### Text shown
□ □ □ □ □ □ □
Although, the above said, we don’t really talk about the Basilisk here in capacities beyond the lingering debate over whether it should have been censored and “oh look, another site’s making LessWrong sound like a Basilisk-worshipping death cult”.
I mean moreso: Consider a FAI so advanced that it decides to reward all beings who did not contribute to creating Roko’s Basilisk with eternal bliss, regardless of whether or not they knew of the potential existence of Roko’s Basilisk.
Why is Roko’s Basilisk any more or any less of a threat than the infinite other hypothetically possible scenarios that have infinite other (good and bad) outcomes? What’s so special about this one in particular that makes it non-negligible? Or to make anyone concerned about it in the slightest? (That is the part I’m missing. =\ )
□ □ □ □ □ □ □
### Given entries
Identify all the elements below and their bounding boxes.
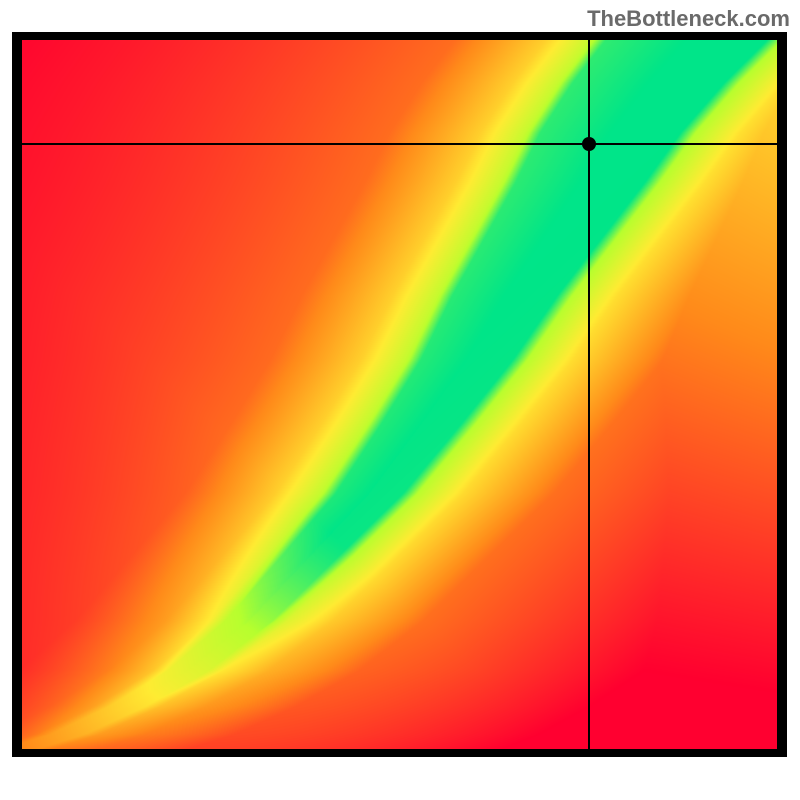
watermark-text: TheBottleneck.com — [587, 6, 790, 32]
crosshair-horizontal — [22, 143, 777, 145]
crosshair-marker — [582, 137, 596, 151]
heatmap-canvas — [22, 40, 777, 749]
bottleneck-heatmap — [12, 32, 787, 757]
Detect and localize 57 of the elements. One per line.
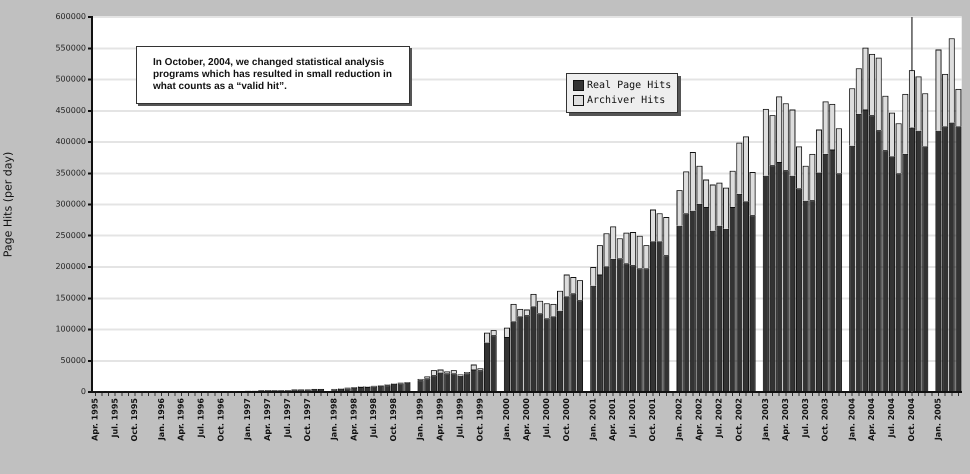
x-tick-label: Apr. 2003 — [780, 398, 790, 441]
y-tick-label: 0 — [80, 387, 86, 396]
x-tick-label: Jul. 2001 — [628, 398, 638, 439]
y-tick-label: 600000 — [55, 12, 86, 22]
x-tick-label: Oct. 2002 — [734, 398, 744, 442]
x-tick-label: Apr. 1996 — [176, 398, 186, 441]
x-tick-label: Jul. 1999 — [456, 398, 465, 439]
y-tick-label: 400000 — [55, 137, 86, 146]
x-tick-label: Jan. 2005 — [934, 398, 943, 442]
x-tick-label: Oct. 1996 — [216, 398, 226, 442]
y-tick-label: 350000 — [55, 168, 86, 178]
x-tick-label: Jan. 2000 — [502, 398, 512, 442]
x-tick-label: Apr. 2004 — [867, 398, 876, 441]
y-tick-label: 300000 — [55, 200, 86, 209]
x-tick-label: Jan. 2004 — [847, 398, 856, 442]
x-tick-label: Apr. 2000 — [522, 398, 531, 441]
y-tick-label: 100000 — [55, 324, 86, 334]
x-tick-label: Oct. 1999 — [475, 398, 484, 442]
x-tick-label: Oct. 2003 — [820, 398, 830, 442]
x-tick-label: Jul. 1996 — [196, 398, 206, 439]
x-tick-label: Apr. 1997 — [263, 398, 272, 441]
x-tick-label: Apr. 1998 — [349, 398, 358, 441]
x-tick-label: Jan. 1998 — [329, 398, 338, 442]
x-tick-label: Oct. 1998 — [389, 398, 398, 442]
y-tick-label: 450000 — [55, 106, 86, 115]
x-tick-label: Jan. 2002 — [674, 398, 684, 442]
x-tick-label: Jul. 1998 — [369, 398, 378, 439]
x-tick-label: Apr. 2002 — [694, 398, 704, 441]
x-tick-label: Jan. 1999 — [416, 398, 425, 442]
y-tick-label: 500000 — [55, 74, 86, 84]
x-tick-label: Apr. 1999 — [436, 398, 445, 441]
x-tick-label: Jan. 2003 — [760, 398, 770, 442]
x-tick-label: Jul. 2003 — [800, 398, 810, 439]
x-tick-label: Oct. 2000 — [562, 398, 571, 442]
x-tick-label: Jul. 2004 — [887, 398, 896, 439]
y-tick-label: 550000 — [55, 43, 86, 52]
legend-label: Real Page Hits — [587, 80, 672, 91]
y-tick-label: 150000 — [55, 293, 86, 302]
x-tick-label: Jul. 2002 — [714, 398, 724, 439]
x-tick-label: Oct. 1997 — [302, 398, 312, 442]
y-tick-label: 50000 — [60, 356, 86, 365]
legend-label: Archiver Hits — [587, 95, 666, 106]
x-tick-label: Jan. 1997 — [243, 398, 252, 442]
x-tick-label: Apr. 2001 — [608, 398, 618, 441]
x-tick-label: Jul. 2000 — [542, 398, 551, 439]
x-tick-label: Jan. 1996 — [156, 398, 166, 442]
x-tick-label: Oct. 2004 — [907, 398, 916, 442]
x-tick-label: Oct. 2001 — [648, 398, 658, 442]
x-tick-label: Jul. 1997 — [282, 398, 292, 439]
x-tick-label: Apr. 1995 — [90, 398, 100, 441]
x-tick-label: Jan. 2001 — [588, 398, 598, 442]
note-box: In October, 2004, we changed statistical analysis programs which has resulted in small reduction in what counts as a “valid hit”. — [136, 46, 410, 104]
y-tick-label: 250000 — [55, 230, 86, 240]
y-tick-label: 200000 — [55, 262, 86, 272]
x-tick-label: Oct. 1995 — [130, 398, 140, 442]
y-axis-title: Page Hits (per day) — [1, 152, 14, 258]
x-tick-label: Jul. 1995 — [110, 398, 120, 439]
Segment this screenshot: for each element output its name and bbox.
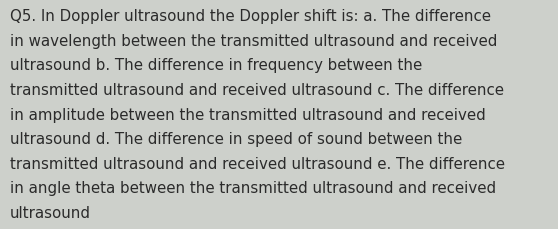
Text: transmitted ultrasound and received ultrasound e. The difference: transmitted ultrasound and received ultr… bbox=[10, 156, 505, 171]
Text: ultrasound: ultrasound bbox=[10, 205, 91, 220]
Text: transmitted ultrasound and received ultrasound c. The difference: transmitted ultrasound and received ultr… bbox=[10, 83, 504, 98]
Text: in amplitude between the transmitted ultrasound and received: in amplitude between the transmitted ult… bbox=[10, 107, 486, 122]
Text: ultrasound b. The difference in frequency between the: ultrasound b. The difference in frequenc… bbox=[10, 58, 422, 73]
Text: in wavelength between the transmitted ultrasound and received: in wavelength between the transmitted ul… bbox=[10, 34, 497, 49]
Text: Q5. In Doppler ultrasound the Doppler shift is: a. The difference: Q5. In Doppler ultrasound the Doppler sh… bbox=[10, 9, 491, 24]
Text: ultrasound d. The difference in speed of sound between the: ultrasound d. The difference in speed of… bbox=[10, 132, 462, 147]
Text: in angle theta between the transmitted ultrasound and received: in angle theta between the transmitted u… bbox=[10, 181, 496, 196]
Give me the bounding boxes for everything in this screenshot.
□ □ □ □ □ □ □
### Tasks and exercises
[a] In the Roko's Basilisk excerpt, what would the hypothetical FAI reward all beings who did not contribute to creating Roko's Basilisk with?
[b] Please reproduce everything in the listing from the line containing "Text: transmitted ultrasound and received ultrasound e." down to the line containing "Text: ultrasound: ultrasound", both lines included, without any changes.

### Solutions for each task
[a] Eternal bliss.

[b]
Text: transmitted ultrasound and received ultrasound e. The difference: transmitted ultrasound and received ultr… bbox=[10, 156, 505, 171]
Text: ultrasound: ultrasound bbox=[10, 205, 91, 220]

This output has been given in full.